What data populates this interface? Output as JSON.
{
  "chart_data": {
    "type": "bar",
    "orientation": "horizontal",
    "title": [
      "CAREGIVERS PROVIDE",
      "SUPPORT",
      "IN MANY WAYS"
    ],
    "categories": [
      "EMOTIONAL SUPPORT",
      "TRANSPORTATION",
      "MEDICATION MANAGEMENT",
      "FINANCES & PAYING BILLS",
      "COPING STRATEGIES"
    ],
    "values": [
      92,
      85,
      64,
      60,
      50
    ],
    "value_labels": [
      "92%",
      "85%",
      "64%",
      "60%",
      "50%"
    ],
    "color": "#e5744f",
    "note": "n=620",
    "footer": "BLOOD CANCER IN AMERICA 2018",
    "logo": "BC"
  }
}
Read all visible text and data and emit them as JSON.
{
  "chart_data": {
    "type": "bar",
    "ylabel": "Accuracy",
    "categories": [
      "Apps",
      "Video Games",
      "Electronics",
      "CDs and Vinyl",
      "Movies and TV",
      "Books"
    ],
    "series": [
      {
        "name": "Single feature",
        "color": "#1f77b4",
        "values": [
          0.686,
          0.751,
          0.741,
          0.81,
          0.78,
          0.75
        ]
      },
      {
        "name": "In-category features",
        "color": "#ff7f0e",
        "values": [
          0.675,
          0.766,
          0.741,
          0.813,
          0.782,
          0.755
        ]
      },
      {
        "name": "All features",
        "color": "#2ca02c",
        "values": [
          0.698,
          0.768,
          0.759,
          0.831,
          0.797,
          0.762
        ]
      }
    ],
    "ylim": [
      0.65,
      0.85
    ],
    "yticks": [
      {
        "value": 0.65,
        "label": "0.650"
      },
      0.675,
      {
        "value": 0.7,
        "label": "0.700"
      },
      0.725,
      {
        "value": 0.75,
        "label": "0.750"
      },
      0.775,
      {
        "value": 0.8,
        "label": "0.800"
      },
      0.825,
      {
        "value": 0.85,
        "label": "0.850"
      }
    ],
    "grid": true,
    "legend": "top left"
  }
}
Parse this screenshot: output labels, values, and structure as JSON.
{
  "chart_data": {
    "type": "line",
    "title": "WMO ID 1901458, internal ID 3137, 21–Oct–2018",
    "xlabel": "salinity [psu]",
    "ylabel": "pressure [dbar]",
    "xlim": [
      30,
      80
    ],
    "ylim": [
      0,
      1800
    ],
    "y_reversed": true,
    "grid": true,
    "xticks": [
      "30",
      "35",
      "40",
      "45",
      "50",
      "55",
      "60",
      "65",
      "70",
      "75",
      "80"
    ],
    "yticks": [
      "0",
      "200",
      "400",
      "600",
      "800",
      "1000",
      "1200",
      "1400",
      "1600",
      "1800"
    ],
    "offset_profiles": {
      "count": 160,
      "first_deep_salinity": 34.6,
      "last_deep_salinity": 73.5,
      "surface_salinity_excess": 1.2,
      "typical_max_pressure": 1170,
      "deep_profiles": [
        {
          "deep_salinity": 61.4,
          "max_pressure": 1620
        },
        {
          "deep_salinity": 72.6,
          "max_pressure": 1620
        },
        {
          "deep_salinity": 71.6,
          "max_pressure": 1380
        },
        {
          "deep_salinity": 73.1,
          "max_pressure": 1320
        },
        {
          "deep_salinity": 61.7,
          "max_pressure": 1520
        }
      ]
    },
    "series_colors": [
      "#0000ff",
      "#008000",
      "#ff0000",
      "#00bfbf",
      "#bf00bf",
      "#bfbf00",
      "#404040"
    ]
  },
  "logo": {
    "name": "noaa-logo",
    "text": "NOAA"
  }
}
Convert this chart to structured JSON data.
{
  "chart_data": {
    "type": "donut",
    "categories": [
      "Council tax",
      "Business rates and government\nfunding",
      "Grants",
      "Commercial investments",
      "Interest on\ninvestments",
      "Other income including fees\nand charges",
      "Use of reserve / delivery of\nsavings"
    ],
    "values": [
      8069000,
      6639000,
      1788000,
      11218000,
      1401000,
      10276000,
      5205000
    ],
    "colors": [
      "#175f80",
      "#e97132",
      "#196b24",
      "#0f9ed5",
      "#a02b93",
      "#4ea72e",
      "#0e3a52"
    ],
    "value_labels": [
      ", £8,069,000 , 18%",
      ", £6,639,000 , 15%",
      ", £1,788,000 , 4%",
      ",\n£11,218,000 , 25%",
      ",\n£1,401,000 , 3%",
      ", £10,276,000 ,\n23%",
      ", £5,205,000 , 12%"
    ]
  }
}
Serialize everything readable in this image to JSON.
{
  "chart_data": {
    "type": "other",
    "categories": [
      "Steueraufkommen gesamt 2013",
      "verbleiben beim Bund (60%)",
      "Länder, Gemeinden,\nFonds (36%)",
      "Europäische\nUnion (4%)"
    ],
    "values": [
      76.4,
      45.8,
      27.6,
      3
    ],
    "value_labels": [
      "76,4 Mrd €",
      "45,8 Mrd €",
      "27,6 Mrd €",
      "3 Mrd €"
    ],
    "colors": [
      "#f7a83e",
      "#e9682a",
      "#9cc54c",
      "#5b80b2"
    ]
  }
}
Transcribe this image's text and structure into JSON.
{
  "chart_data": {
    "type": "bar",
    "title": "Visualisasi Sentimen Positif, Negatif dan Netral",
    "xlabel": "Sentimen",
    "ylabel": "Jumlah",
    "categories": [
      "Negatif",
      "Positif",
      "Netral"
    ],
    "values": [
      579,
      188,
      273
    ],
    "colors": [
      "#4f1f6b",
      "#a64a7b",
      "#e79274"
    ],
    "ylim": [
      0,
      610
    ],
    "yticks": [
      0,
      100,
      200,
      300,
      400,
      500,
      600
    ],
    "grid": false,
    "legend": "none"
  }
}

-------

WORK TO DO
Please output the entries above, every line exactly as it reads.

SOLUTION BELOW
What data populates this interface? Output as JSON.
{
  "chart_data": {
    "type": "bar",
    "orientation": "horizontal",
    "title": [
      "CAREGIVERS PROVIDE",
      "SUPPORT",
      "IN MANY WAYS"
    ],
    "categories": [
      "EMOTIONAL SUPPORT",
      "TRANSPORTATION",
      "MEDICATION MANAGEMENT",
      "FINANCES & PAYING BILLS",
      "COPING STRATEGIES"
    ],
    "values": [
      92,
      85,
      64,
      60,
      50
    ],
    "value_labels": [
      "92%",
      "85%",
      "64%",
      "60%",
      "50%"
    ],
    "color": "#e5744f",
    "note": "n=620",
    "footer": "BLOOD CANCER IN AMERICA 2018",
    "logo": "BC"
  }
}
Read all visible text and data and emit them as JSON.
{
  "chart_data": {
    "type": "bar",
    "ylabel": "Accuracy",
    "categories": [
      "Apps",
      "Video Games",
      "Electronics",
      "CDs and Vinyl",
      "Movies and TV",
      "Books"
    ],
    "series": [
      {
        "name": "Single feature",
        "color": "#1f77b4",
        "values": [
          0.686,
          0.751,
          0.741,
          0.81,
          0.78,
          0.75
        ]
      },
      {
        "name": "In-category features",
        "color": "#ff7f0e",
        "values": [
          0.675,
          0.766,
          0.741,
          0.813,
          0.782,
          0.755
        ]
      },
      {
        "name": "All features",
        "color": "#2ca02c",
        "values": [
          0.698,
          0.768,
          0.759,
          0.831,
          0.797,
          0.762
        ]
      }
    ],
    "ylim": [
      0.65,
      0.85
    ],
    "yticks": [
      {
        "value": 0.65,
        "label": "0.650"
      },
      0.675,
      {
        "value": 0.7,
        "label": "0.700"
      },
      0.725,
      {
        "value": 0.75,
        "label": "0.750"
      },
      0.775,
      {
        "value": 0.8,
        "label": "0.800"
      },
      0.825,
      {
        "value": 0.85,
        "label": "0.850"
      }
    ],
    "grid": true,
    "legend": "top left"
  }
}
Parse this screenshot: output labels, values, and structure as JSON.
{
  "chart_data": {
    "type": "line",
    "title": "WMO ID 1901458, internal ID 3137, 21–Oct–2018",
    "xlabel": "salinity [psu]",
    "ylabel": "pressure [dbar]",
    "xlim": [
      30,
      80
    ],
    "ylim": [
      0,
      1800
    ],
    "y_reversed": true,
    "grid": true,
    "xticks": [
      "30",
      "35",
      "40",
      "45",
      "50",
      "55",
      "60",
      "65",
      "70",
      "75",
      "80"
    ],
    "yticks": [
      "0",
      "200",
      "400",
      "600",
      "800",
      "1000",
      "1200",
      "1400",
      "1600",
      "1800"
    ],
    "offset_profiles": {
      "count": 160,
      "first_deep_salinity": 34.6,
      "last_deep_salinity": 73.5,
      "surface_salinity_excess": 1.2,
      "typical_max_pressure": 1170,
      "deep_profiles": [
        {
          "deep_salinity": 61.4,
          "max_pressure": 1620
        },
        {
          "deep_salinity": 72.6,
          "max_pressure": 1620
        },
        {
          "deep_salinity": 71.6,
          "max_pressure": 1380
        },
        {
          "deep_salinity": 73.1,
          "max_pressure": 1320
        },
        {
          "deep_salinity": 61.7,
          "max_pressure": 1520
        }
      ]
    },
    "series_colors": [
      "#0000ff",
      "#008000",
      "#ff0000",
      "#00bfbf",
      "#bf00bf",
      "#bfbf00",
      "#404040"
    ]
  },
  "logo": {
    "name": "noaa-logo",
    "text": "NOAA"
  }
}
Convert this chart to structured JSON data.
{
  "chart_data": {
    "type": "donut",
    "categories": [
      "Council tax",
      "Business rates and government\nfunding",
      "Grants",
      "Commercial investments",
      "Interest on\ninvestments",
      "Other income including fees\nand charges",
      "Use of reserve / delivery of\nsavings"
    ],
    "values": [
      8069000,
      6639000,
      1788000,
      11218000,
      1401000,
      10276000,
      5205000
    ],
    "colors": [
      "#175f80",
      "#e97132",
      "#196b24",
      "#0f9ed5",
      "#a02b93",
      "#4ea72e",
      "#0e3a52"
    ],
    "value_labels": [
      ", £8,069,000 , 18%",
      ", £6,639,000 , 15%",
      ", £1,788,000 , 4%",
      ",\n£11,218,000 , 25%",
      ",\n£1,401,000 , 3%",
      ", £10,276,000 ,\n23%",
      ", £5,205,000 , 12%"
    ]
  }
}
Serialize everything readable in this image to JSON.
{
  "chart_data": {
    "type": "other",
    "categories": [
      "Steueraufkommen gesamt 2013",
      "verbleiben beim Bund (60%)",
      "Länder, Gemeinden,\nFonds (36%)",
      "Europäische\nUnion (4%)"
    ],
    "values": [
      76.4,
      45.8,
      27.6,
      3
    ],
    "value_labels": [
      "76,4 Mrd €",
      "45,8 Mrd €",
      "27,6 Mrd €",
      "3 Mrd €"
    ],
    "colors": [
      "#f7a83e",
      "#e9682a",
      "#9cc54c",
      "#5b80b2"
    ]
  }
}
Transcribe this image's text and structure into JSON.
{
  "chart_data": {
    "type": "bar",
    "title": "Visualisasi Sentimen Positif, Negatif dan Netral",
    "xlabel": "Sentimen",
    "ylabel": "Jumlah",
    "categories": [
      "Negatif",
      "Positif",
      "Netral"
    ],
    "values": [
      579,
      188,
      273
    ],
    "colors": [
      "#4f1f6b",
      "#a64a7b",
      "#e79274"
    ],
    "ylim": [
      0,
      610
    ],
    "yticks": [
      0,
      100,
      200,
      300,
      400,
      500,
      600
    ],
    "grid": false,
    "legend": "none"
  }
}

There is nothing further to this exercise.